### [SOURCE EXTRACT]
((
Glossary#

Note

DRAFT

A glossary of FAIR terminology will be developed. The entries below come from the recent paper [HJA+22] from the IUPAC ‘FAIR Spec’ project and will be augmented with chemistry examples and addition entries as needed. Terms marked [RDA] are found/derived from this Research Data Alliance resource.

  • chemical structure identifier - A meaningful alphanumeric text string that can uniquely identify a chemical compound and facilitate its handling in computer databases string of characters that characterizes a structure. Examples include InChI and SMILES.

  • curation - The process of maintaining, preserving and adding value to data throughout its lifecycle. One aspect of curation is the design and creation of metadata associated with a digital collection. Curation can involve automated machine-based processes as well as manual or semi-automated cataloging of digital objects.

  • data - To a practicing chemist, it should be obvious that digital entities coming from a laboratory instrument constitute “raw data” (referred to herein as “datasets”). However, the word data as used here is a broader term. For our purposes, data includes the digital entities associated with spectroscopic data analysis. These might include peak lists or chemical shift, splitting, and integration descriptions in NMR spectroscopy, as well as 1D and 2D spectral assignments in relation to molecular structure. Chemical structure graphs (MOL, SDF, for example) also fall in this category.

  • data and metadata extraction - The primarily machine-based act of curation of one or more digital entities associated with a (spectroscopic) dataset carried out in order to generate value-added digital representations of that dataset. For example, the creation of a spectrum in JCAMP-DX format from an instrument-derived “raw” dataset and the creation of a PNG image or peak table from that spectrum, or the extraction of temperature, probe, and pulse sequence information from a dataset.

  • data management - The overall activity of organizing, maintaining, and cataloging data assets. We interpret this to be not just the activity of professional data managers, but also all the curation of data that takes place in the field during data collection and analysis.

  • data management plan - A type of plan usually described in a formal document that outlines how data are to be handled both during a research project and after the project is completed.

  • data model [RDA] - A data model is an abstract model that specifies the structure or schema of a data set. We extend this definition to relate to the full set of digital objects associated with an IUPAC FAIRSpec Data Collection.
))
### [RAW RECORDS]
((
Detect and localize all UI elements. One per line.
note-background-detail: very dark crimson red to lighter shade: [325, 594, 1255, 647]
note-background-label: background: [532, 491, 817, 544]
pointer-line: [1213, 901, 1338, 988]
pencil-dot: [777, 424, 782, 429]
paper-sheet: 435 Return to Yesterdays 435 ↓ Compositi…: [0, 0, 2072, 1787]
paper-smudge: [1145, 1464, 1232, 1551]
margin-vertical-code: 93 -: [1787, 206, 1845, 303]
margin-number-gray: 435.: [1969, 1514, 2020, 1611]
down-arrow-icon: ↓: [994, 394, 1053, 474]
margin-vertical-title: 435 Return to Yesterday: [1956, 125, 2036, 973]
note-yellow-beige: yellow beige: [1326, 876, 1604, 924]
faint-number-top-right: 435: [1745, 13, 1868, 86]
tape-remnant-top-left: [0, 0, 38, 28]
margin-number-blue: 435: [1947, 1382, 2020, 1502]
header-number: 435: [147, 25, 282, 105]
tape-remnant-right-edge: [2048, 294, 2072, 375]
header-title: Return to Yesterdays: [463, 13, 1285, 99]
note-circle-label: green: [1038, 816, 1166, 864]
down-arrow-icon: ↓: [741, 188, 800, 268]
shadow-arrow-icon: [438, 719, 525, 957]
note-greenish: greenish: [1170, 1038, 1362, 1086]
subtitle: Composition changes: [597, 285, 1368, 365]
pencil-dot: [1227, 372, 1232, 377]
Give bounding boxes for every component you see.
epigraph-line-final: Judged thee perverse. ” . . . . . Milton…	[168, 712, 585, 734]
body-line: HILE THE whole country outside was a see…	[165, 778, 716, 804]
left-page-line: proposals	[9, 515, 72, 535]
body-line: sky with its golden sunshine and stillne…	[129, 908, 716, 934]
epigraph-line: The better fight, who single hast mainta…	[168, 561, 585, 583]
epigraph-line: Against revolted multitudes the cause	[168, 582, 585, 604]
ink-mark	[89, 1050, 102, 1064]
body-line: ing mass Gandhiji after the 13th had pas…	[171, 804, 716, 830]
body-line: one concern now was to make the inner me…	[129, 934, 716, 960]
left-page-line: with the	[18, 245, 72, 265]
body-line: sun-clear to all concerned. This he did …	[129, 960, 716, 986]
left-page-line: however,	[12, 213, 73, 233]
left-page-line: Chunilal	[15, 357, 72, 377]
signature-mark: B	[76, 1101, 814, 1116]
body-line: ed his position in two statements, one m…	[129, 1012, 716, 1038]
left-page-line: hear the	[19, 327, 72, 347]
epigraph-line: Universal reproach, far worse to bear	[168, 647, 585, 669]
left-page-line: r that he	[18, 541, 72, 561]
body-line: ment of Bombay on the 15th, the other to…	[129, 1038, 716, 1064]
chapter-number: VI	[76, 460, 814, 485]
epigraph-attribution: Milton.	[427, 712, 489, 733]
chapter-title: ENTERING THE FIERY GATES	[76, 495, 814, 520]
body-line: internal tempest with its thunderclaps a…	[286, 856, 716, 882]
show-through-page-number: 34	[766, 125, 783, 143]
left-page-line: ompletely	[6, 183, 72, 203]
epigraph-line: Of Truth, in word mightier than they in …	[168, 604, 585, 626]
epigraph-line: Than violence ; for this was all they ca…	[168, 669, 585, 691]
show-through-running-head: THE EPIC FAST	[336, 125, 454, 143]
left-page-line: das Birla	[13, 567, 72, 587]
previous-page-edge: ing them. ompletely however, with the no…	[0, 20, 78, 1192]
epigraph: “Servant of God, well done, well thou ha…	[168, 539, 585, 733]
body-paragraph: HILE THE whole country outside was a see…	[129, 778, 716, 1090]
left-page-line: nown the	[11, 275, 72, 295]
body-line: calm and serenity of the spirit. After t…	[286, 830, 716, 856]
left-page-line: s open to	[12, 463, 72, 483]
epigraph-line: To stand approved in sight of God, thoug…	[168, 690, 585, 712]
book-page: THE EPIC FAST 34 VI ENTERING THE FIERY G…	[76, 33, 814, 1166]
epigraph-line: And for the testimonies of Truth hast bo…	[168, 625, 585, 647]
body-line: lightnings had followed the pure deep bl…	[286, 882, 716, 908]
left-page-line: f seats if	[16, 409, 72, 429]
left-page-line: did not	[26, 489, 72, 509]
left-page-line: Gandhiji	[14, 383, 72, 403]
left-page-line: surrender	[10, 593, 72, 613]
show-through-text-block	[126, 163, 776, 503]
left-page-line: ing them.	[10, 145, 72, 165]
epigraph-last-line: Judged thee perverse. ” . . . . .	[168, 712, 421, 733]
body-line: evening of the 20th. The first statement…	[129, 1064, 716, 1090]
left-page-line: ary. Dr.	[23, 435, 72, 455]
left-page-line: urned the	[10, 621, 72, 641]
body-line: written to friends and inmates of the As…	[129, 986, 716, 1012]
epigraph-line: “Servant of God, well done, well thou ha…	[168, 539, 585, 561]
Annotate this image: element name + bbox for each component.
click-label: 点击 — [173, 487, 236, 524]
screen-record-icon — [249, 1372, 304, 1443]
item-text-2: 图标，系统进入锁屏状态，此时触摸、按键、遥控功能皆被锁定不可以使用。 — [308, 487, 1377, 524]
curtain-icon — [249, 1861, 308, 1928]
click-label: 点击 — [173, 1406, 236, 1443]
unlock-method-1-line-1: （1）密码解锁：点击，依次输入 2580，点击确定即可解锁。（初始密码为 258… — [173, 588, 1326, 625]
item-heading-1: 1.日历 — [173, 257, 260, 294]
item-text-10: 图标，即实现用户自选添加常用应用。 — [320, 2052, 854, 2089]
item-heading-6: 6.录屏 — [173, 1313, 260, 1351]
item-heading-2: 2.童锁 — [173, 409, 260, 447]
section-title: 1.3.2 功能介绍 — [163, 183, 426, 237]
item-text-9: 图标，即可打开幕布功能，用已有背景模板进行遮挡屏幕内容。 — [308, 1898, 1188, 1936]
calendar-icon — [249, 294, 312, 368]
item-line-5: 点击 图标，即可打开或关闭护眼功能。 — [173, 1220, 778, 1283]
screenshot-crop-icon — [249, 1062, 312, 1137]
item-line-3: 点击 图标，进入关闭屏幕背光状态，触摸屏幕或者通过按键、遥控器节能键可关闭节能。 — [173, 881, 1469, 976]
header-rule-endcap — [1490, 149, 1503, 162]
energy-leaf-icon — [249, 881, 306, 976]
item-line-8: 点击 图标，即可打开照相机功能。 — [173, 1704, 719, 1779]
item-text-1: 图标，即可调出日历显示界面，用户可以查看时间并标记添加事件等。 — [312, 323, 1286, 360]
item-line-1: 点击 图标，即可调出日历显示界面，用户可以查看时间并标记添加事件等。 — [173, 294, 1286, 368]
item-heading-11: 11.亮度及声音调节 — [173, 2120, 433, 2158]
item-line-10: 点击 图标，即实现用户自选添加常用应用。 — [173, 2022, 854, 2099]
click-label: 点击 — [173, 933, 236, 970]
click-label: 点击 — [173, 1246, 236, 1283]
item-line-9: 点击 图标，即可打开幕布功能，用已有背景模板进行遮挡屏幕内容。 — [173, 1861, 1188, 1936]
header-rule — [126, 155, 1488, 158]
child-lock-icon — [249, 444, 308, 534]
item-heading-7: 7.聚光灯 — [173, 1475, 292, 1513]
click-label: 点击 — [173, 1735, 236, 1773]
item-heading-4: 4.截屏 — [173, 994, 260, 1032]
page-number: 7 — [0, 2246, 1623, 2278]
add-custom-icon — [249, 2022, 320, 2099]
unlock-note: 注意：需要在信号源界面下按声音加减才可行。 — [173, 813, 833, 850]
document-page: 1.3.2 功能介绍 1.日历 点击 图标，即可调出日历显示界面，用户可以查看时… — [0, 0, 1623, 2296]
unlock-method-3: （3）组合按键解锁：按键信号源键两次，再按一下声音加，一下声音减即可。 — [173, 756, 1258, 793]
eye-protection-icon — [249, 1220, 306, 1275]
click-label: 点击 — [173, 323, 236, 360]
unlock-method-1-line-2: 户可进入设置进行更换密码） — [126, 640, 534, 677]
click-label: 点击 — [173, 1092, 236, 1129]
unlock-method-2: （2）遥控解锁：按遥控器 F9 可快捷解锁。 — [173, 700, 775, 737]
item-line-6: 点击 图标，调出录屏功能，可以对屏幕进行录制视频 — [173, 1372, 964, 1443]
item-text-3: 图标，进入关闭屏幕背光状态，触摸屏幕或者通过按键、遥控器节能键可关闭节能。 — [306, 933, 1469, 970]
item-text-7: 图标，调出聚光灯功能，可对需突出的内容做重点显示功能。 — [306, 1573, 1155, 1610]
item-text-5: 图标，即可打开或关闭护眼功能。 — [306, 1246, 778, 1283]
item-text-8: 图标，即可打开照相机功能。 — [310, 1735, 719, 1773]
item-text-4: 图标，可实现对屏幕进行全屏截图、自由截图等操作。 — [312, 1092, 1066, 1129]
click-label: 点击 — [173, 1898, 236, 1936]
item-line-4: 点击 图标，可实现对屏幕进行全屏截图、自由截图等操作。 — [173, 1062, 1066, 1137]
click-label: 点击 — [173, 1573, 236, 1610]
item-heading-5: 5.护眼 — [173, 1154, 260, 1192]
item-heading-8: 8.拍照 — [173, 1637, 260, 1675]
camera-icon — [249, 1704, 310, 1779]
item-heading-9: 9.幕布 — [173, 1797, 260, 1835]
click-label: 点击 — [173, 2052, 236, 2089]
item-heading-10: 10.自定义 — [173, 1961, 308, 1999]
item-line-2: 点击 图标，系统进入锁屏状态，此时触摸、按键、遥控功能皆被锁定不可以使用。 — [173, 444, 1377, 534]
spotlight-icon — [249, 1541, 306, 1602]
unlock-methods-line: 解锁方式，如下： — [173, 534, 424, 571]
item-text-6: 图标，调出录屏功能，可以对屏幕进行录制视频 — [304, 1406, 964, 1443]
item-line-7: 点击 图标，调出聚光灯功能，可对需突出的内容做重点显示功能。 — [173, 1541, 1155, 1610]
))
### [REQUIRED TASKS]
(1) According to the FAIR glossary, which two formats are examples of chemical structure identifiers?
(2) Resume the FAIR glossary from where it stops.
The material after the glossary is separate from it.

### [OUTPUTS BY TASK]
(1) InChI and SMILES.

(2)
  • data provenance [RDA] - A type of historical information or metadata about the origin, location or the source of a digital object, or the history of the ownership or location of a digital object.

  • data repository - A service operated by organizations where data assets are stored, managed and made accessible. The repository contains data organized as digital objects and digital entities and is accompanied by descriptive metadata for these items. The three primary types of data repository are generalist (not domain-specific), specialist (domain-specific), and institutional (based at a research institution).

  • data representation - A digital object that may take any one of a number of forms that allow for various levels of data reuse. For example, an IUPAC FAIRSpec Data Collection might include data representations in the form of the full raw spectroscopic dataset, a spectrum or free induction decay (FID) stored in JCAMP-DX format, an image, and a text description of the spectrum in a standardized journal-ready format. Each of these data representations has intrinsic value that, for a given re-user, might be the most appropriate or desirable.

  • dataset (spectroscopic) - The “raw” data representation collected by an instrument in whatever native format that instrument creates. This could be a single file or a zip file or folder containing multiple parameter files along with one or more raw or processed data files. In this article, we distinguish between the more general term, data, and the more specific terms spectroscopic dataset.

  • digital aggregation [RDA] - A bundle of digital entities.

  • digital collection - A digital collection is an aggregation which contains digital objects and digital entities. The collection is described by metadata. A digital collection is an organized, systematic form of purposeful aggregation, grouping or arrangement of elements, that has an identity of its own separate from the identity of the elements. RDA defines a “Data Collection” as “a type of collection formed by some agent-driven aggregation or grouping process whose parts/elements are made of data/datum. A data collection is identified by a PID and described like other types of DOs by metadata” with essentially the same meaning. In addition, we recognize the term heterogeneous digital collection to refer to a digital collection that includes a variety of data types (in our context, for example: NMR, IR, MS, X-ray diffraction, polarimetry, cyclic voltammetry, chromatography data) as well as structural or sample properties and representations.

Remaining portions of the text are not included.